Given request. The data below must be copied in full and without any change.

[Stored data]
* * * * *

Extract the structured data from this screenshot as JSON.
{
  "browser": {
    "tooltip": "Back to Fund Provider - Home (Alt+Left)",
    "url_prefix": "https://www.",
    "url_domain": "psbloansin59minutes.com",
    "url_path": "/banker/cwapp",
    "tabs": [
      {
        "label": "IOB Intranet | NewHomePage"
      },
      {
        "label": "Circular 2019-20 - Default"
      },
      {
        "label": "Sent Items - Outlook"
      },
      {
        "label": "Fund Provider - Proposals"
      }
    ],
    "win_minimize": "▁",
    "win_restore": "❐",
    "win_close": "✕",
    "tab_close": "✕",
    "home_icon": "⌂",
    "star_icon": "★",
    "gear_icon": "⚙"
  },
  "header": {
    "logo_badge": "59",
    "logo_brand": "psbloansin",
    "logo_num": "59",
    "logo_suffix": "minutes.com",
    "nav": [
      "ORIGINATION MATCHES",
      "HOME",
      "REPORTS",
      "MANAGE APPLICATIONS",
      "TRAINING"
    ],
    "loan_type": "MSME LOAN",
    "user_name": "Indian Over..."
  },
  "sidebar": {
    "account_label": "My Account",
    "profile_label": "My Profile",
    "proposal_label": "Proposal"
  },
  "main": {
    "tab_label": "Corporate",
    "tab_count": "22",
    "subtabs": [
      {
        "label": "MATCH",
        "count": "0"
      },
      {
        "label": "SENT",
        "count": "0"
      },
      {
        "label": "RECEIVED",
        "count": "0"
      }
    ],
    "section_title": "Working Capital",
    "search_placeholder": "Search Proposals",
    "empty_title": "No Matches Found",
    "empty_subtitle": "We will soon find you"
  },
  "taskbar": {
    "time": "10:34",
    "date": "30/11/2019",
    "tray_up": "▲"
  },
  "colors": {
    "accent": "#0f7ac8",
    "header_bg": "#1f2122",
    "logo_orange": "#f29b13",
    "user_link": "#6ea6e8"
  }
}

* * * * *

Answer to the task.
Extract the structured data from this screenshot as JSON.
{
  "browser": {
    "tooltip": "Back to Fund Provider - Home (Alt+Left)",
    "url_prefix": "https://www.",
    "url_domain": "psbloansin59minutes.com",
    "url_path": "/banker/cwapp",
    "tabs": [
      {
        "label": "IOB Intranet | NewHomePage"
      },
      {
        "label": "Circular 2019-20 - Default"
      },
      {
        "label": "Sent Items - Outlook"
      },
      {
        "label": "Fund Provider - Proposals"
      }
    ],
    "win_minimize": "▁",
    "win_restore": "❐",
    "win_close": "✕",
    "tab_close": "✕",
    "home_icon": "⌂",
    "star_icon": "★",
    "gear_icon": "⚙"
  },
  "header": {
    "logo_badge": "59",
    "logo_brand": "psbloansin",
    "logo_num": "59",
    "logo_suffix": "minutes.com",
    "nav": [
      "ORIGINATION MATCHES",
      "HOME",
      "REPORTS",
      "MANAGE APPLICATIONS",
      "TRAINING"
    ],
    "loan_type": "MSME LOAN",
    "user_name": "Indian Over..."
  },
  "sidebar": {
    "account_label": "My Account",
    "profile_label": "My Profile",
    "proposal_label": "Proposal"
  },
  "main": {
    "tab_label": "Corporate",
    "tab_count": "22",
    "subtabs": [
      {
        "label": "MATCH",
        "count": "0"
      },
      {
        "label": "SENT",
        "count": "0"
      },
      {
        "label": "RECEIVED",
        "count": "0"
      }
    ],
    "section_title": "Working Capital",
    "search_placeholder": "Search Proposals",
    "empty_title": "No Matches Found",
    "empty_subtitle": "We will soon find you"
  },
  "taskbar": {
    "time": "10:34",
    "date": "30/11/2019",
    "tray_up": "▲"
  },
  "colors": {
    "accent": "#0f7ac8",
    "header_bg": "#1f2122",
    "logo_orange": "#f29b13",
    "user_link": "#6ea6e8"
  }
}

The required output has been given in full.